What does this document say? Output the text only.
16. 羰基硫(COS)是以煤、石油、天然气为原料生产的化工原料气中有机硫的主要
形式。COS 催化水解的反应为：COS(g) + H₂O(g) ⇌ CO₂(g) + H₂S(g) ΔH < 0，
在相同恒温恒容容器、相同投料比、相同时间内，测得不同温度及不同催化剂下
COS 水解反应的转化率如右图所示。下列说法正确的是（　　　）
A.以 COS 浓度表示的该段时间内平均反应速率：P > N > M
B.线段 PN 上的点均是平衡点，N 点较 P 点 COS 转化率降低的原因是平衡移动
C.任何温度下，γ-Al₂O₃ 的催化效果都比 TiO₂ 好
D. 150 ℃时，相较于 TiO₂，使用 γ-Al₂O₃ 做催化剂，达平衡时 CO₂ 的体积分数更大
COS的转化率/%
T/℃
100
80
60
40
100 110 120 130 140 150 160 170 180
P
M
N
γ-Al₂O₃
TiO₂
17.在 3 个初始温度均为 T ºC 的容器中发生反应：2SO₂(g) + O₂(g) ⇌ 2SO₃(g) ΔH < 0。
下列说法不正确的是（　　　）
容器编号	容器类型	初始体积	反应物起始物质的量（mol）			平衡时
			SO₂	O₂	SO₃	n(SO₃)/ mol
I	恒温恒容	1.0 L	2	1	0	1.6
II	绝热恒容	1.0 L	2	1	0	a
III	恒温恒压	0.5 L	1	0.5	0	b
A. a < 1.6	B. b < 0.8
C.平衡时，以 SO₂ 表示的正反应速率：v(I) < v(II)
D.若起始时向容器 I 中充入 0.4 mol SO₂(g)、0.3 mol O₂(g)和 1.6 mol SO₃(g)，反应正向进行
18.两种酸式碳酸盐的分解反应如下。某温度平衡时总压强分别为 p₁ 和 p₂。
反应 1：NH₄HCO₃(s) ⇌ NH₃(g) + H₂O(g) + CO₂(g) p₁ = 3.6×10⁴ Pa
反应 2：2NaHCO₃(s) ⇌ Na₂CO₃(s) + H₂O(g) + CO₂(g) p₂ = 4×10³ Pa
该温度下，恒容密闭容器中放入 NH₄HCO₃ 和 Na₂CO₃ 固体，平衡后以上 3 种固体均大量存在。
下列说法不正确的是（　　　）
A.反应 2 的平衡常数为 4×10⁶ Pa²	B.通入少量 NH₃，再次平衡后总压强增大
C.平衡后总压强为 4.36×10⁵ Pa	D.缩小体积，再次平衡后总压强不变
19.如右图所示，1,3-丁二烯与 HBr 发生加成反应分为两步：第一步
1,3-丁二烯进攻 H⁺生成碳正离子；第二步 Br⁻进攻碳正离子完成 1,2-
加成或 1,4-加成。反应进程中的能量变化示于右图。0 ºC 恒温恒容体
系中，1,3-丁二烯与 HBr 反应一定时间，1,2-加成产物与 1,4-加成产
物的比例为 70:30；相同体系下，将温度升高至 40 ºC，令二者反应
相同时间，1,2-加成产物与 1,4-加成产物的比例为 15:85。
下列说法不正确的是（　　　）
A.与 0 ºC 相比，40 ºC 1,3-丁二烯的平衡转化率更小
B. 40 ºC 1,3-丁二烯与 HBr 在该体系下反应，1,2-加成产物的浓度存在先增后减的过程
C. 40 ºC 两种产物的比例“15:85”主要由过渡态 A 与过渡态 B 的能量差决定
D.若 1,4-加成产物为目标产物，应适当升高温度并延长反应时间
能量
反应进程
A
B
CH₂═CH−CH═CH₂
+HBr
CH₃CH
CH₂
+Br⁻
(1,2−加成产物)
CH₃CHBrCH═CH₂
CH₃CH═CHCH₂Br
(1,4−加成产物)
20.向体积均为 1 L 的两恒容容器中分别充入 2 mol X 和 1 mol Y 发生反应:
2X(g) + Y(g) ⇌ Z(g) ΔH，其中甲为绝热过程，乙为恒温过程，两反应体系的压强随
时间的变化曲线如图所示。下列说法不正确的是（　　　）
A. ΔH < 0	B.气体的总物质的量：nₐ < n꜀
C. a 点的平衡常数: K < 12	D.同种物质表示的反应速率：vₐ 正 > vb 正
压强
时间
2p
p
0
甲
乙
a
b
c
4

_Directions for this task_
Your task is to give the records above again, exactly.

_Complete response_
What does this document say? Output the text only.
16. 羰基硫(COS)是以煤、石油、天然气为原料生产的化工原料气中有机硫的主要
形式。COS 催化水解的反应为：COS(g) + H₂O(g) ⇌ CO₂(g) + H₂S(g) ΔH < 0，
在相同恒温恒容容器、相同投料比、相同时间内，测得不同温度及不同催化剂下
COS 水解反应的转化率如右图所示。下列说法正确的是（　　　）
A.以 COS 浓度表示的该段时间内平均反应速率：P > N > M
B.线段 PN 上的点均是平衡点，N 点较 P 点 COS 转化率降低的原因是平衡移动
C.任何温度下，γ-Al₂O₃ 的催化效果都比 TiO₂ 好
D. 150 ℃时，相较于 TiO₂，使用 γ-Al₂O₃ 做催化剂，达平衡时 CO₂ 的体积分数更大
COS的转化率/%
T/℃
100
80
60
40
100 110 120 130 140 150 160 170 180
P
M
N
γ-Al₂O₃
TiO₂
17.在 3 个初始温度均为 T ºC 的容器中发生反应：2SO₂(g) + O₂(g) ⇌ 2SO₃(g) ΔH < 0。
下列说法不正确的是（　　　）
容器编号	容器类型	初始体积	反应物起始物质的量（mol）			平衡时
			SO₂	O₂	SO₃	n(SO₃)/ mol
I	恒温恒容	1.0 L	2	1	0	1.6
II	绝热恒容	1.0 L	2	1	0	a
III	恒温恒压	0.5 L	1	0.5	0	b
A. a < 1.6	B. b < 0.8
C.平衡时，以 SO₂ 表示的正反应速率：v(I) < v(II)
D.若起始时向容器 I 中充入 0.4 mol SO₂(g)、0.3 mol O₂(g)和 1.6 mol SO₃(g)，反应正向进行
18.两种酸式碳酸盐的分解反应如下。某温度平衡时总压强分别为 p₁ 和 p₂。
反应 1：NH₄HCO₃(s) ⇌ NH₃(g) + H₂O(g) + CO₂(g) p₁ = 3.6×10⁴ Pa
反应 2：2NaHCO₃(s) ⇌ Na₂CO₃(s) + H₂O(g) + CO₂(g) p₂ = 4×10³ Pa
该温度下，恒容密闭容器中放入 NH₄HCO₃ 和 Na₂CO₃ 固体，平衡后以上 3 种固体均大量存在。
下列说法不正确的是（　　　）
A.反应 2 的平衡常数为 4×10⁶ Pa²	B.通入少量 NH₃，再次平衡后总压强增大
C.平衡后总压强为 4.36×10⁵ Pa	D.缩小体积，再次平衡后总压强不变
19.如右图所示，1,3-丁二烯与 HBr 发生加成反应分为两步：第一步
1,3-丁二烯进攻 H⁺生成碳正离子；第二步 Br⁻进攻碳正离子完成 1,2-
加成或 1,4-加成。反应进程中的能量变化示于右图。0 ºC 恒温恒容体
系中，1,3-丁二烯与 HBr 反应一定时间，1,2-加成产物与 1,4-加成产
物的比例为 70:30；相同体系下，将温度升高至 40 ºC，令二者反应
相同时间，1,2-加成产物与 1,4-加成产物的比例为 15:85。
下列说法不正确的是（　　　）
A.与 0 ºC 相比，40 ºC 1,3-丁二烯的平衡转化率更小
B. 40 ºC 1,3-丁二烯与 HBr 在该体系下反应，1,2-加成产物的浓度存在先增后减的过程
C. 40 ºC 两种产物的比例“15:85”主要由过渡态 A 与过渡态 B 的能量差决定
D.若 1,4-加成产物为目标产物，应适当升高温度并延长反应时间
能量
反应进程
A
B
CH₂═CH−CH═CH₂
+HBr
CH₃CH
CH₂
+Br⁻
(1,2−加成产物)
CH₃CHBrCH═CH₂
CH₃CH═CHCH₂Br
(1,4−加成产物)
20.向体积均为 1 L 的两恒容容器中分别充入 2 mol X 和 1 mol Y 发生反应:
2X(g) + Y(g) ⇌ Z(g) ΔH，其中甲为绝热过程，乙为恒温过程，两反应体系的压强随
时间的变化曲线如图所示。下列说法不正确的是（　　　）
A. ΔH < 0	B.气体的总物质的量：nₐ < n꜀
C. a 点的平衡常数: K < 12	D.同种物质表示的反应速率：vₐ 正 > vb 正
压强
时间
2p
p
0
甲
乙
a
b
c
4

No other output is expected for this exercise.